**STATED EXERCISE:**
Every line holding the string "Samuel" should be gathered.

**DATA TO USE:**
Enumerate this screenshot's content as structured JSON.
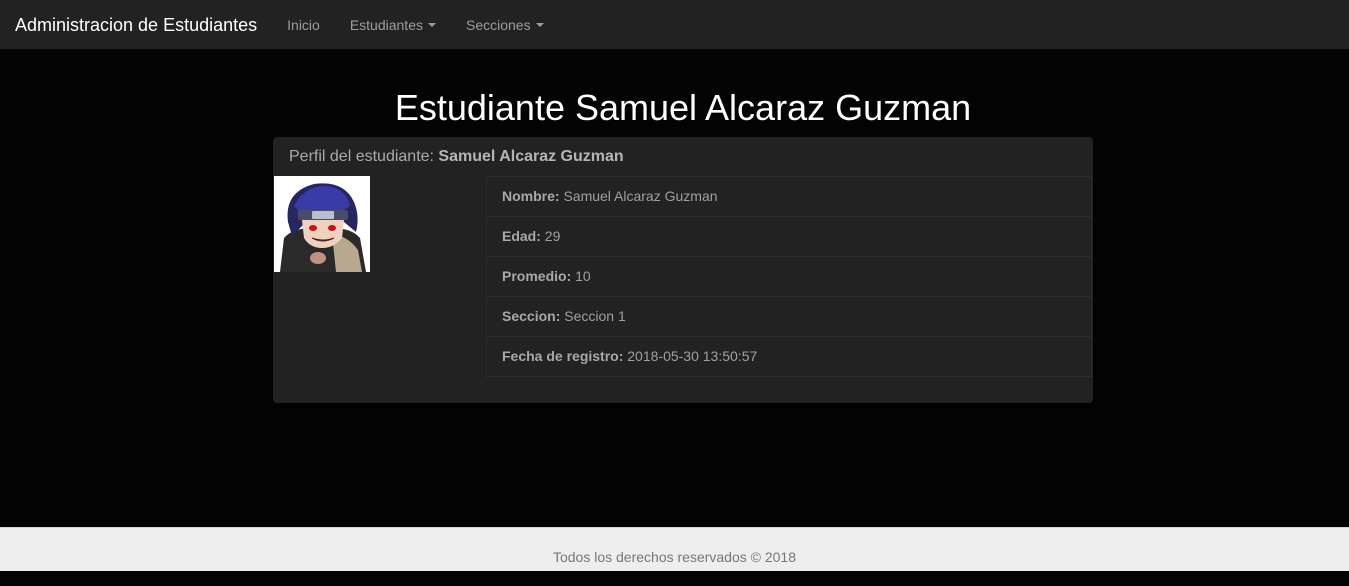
{
  "navbar": {
    "brand": "Administracion de Estudiantes",
    "items": [
      {
        "label": "Inicio",
        "dropdown": false
      },
      {
        "label": "Estudiantes",
        "dropdown": true
      },
      {
        "label": "Secciones",
        "dropdown": true
      }
    ]
  },
  "page": {
    "title": "Estudiante Samuel Alcaraz Guzman"
  },
  "panel": {
    "heading_prefix": "Perfil del estudiante: ",
    "heading_name": "Samuel Alcaraz Guzman",
    "fields": [
      {
        "label": "Nombre:",
        "value": "Samuel Alcaraz Guzman"
      },
      {
        "label": "Edad:",
        "value": "29"
      },
      {
        "label": "Promedio:",
        "value": "10"
      },
      {
        "label": "Seccion:",
        "value": "Seccion 1"
      },
      {
        "label": "Fecha de registro:",
        "value": "2018-05-30 13:50:57"
      }
    ]
  },
  "footer": {
    "text": "Todos los derechos reservados © 2018"
  },
  "colors": {
    "navbar_bg": "#222222",
    "page_bg": "#030303",
    "panel_bg": "#222222",
    "footer_bg": "#eeeeee"
  }
}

**SOLUTION TO THIS PROBLEM:**
    "title": "Estudiante Samuel Alcaraz Guzman"
    "heading_name": "Samuel Alcaraz Guzman",
        "value": "Samuel Alcaraz Guzman"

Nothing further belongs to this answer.